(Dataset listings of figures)
>>>>>
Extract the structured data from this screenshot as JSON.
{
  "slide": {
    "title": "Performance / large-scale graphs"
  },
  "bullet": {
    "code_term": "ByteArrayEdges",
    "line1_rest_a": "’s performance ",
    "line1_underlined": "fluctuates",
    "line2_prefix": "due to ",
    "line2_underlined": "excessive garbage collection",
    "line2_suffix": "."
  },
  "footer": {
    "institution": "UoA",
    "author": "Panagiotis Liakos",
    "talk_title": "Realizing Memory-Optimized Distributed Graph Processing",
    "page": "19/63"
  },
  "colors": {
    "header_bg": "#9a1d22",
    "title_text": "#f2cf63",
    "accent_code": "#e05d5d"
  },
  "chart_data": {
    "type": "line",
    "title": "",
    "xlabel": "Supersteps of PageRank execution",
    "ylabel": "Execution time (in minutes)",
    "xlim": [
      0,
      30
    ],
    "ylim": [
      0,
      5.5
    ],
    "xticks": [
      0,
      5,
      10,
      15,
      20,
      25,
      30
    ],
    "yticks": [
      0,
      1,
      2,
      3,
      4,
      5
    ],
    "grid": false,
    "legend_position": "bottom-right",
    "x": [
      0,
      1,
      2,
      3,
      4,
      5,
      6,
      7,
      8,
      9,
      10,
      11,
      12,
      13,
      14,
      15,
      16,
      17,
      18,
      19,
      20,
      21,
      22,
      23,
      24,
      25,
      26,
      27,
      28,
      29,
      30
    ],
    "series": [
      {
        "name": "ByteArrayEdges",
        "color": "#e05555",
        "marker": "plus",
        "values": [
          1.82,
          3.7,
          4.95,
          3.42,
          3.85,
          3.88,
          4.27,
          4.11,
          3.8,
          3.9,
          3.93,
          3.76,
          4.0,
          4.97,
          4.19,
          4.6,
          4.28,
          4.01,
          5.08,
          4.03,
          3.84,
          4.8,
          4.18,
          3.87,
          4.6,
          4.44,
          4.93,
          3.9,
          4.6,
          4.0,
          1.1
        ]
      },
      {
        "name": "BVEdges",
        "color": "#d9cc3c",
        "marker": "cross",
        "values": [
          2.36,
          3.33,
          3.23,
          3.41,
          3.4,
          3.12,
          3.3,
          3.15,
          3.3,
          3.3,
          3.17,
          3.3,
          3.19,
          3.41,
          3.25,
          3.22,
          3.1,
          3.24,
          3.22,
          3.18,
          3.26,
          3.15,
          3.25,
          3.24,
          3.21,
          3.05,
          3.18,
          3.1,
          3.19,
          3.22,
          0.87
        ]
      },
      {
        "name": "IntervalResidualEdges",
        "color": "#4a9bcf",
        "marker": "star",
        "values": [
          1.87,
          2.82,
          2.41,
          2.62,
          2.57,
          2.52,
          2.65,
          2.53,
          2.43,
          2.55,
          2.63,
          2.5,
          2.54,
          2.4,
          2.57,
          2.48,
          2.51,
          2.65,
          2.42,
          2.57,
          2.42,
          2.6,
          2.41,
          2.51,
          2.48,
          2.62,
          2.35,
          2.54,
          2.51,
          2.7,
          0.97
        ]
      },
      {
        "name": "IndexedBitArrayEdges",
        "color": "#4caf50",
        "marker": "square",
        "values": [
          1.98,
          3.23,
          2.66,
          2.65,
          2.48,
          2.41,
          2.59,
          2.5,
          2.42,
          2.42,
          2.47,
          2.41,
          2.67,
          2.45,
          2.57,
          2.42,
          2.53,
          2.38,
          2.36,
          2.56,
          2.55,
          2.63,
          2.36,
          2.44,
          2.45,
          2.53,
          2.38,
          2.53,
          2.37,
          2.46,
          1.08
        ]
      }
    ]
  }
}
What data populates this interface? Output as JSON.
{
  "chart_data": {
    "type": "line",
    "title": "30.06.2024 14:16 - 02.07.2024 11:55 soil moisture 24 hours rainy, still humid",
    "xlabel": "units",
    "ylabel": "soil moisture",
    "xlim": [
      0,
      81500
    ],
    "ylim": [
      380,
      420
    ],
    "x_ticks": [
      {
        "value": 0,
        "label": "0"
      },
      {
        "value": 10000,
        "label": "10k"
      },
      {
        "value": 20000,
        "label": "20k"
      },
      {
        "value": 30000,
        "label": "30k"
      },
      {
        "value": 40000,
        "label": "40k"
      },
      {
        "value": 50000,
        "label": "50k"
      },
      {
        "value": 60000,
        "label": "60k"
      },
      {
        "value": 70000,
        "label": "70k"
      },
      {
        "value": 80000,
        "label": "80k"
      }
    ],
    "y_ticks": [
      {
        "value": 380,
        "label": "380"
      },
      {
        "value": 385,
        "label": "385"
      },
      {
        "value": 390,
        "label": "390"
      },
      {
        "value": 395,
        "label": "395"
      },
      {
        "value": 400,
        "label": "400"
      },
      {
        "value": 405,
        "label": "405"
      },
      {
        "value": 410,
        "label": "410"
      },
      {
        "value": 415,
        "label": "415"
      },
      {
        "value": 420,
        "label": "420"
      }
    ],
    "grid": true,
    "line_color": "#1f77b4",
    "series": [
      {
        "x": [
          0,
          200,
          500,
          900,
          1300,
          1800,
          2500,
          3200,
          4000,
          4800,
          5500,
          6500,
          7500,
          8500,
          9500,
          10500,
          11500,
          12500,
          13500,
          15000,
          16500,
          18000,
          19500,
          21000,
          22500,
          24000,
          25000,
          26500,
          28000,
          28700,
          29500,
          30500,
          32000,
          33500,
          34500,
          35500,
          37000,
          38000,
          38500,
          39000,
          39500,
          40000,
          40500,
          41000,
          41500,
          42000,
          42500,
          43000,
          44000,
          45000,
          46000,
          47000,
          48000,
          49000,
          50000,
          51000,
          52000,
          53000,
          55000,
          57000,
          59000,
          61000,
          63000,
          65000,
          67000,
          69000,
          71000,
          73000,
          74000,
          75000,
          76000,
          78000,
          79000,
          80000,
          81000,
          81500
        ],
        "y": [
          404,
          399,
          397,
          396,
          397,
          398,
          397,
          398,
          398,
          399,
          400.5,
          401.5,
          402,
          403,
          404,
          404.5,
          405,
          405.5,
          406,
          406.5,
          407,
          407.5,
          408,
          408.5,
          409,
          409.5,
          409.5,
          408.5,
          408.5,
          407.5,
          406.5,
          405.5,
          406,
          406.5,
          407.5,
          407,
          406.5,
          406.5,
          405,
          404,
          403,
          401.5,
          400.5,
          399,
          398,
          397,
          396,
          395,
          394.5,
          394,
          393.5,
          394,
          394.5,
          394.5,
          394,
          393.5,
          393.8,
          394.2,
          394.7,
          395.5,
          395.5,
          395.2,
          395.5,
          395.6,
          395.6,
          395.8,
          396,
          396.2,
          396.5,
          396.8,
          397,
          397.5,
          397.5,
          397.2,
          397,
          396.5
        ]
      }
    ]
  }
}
<<<<<
• [Goal of the exercise] Report the number of lines in the entries above that include the word "soil" and add nothing to it.

• [Answer to this task] 2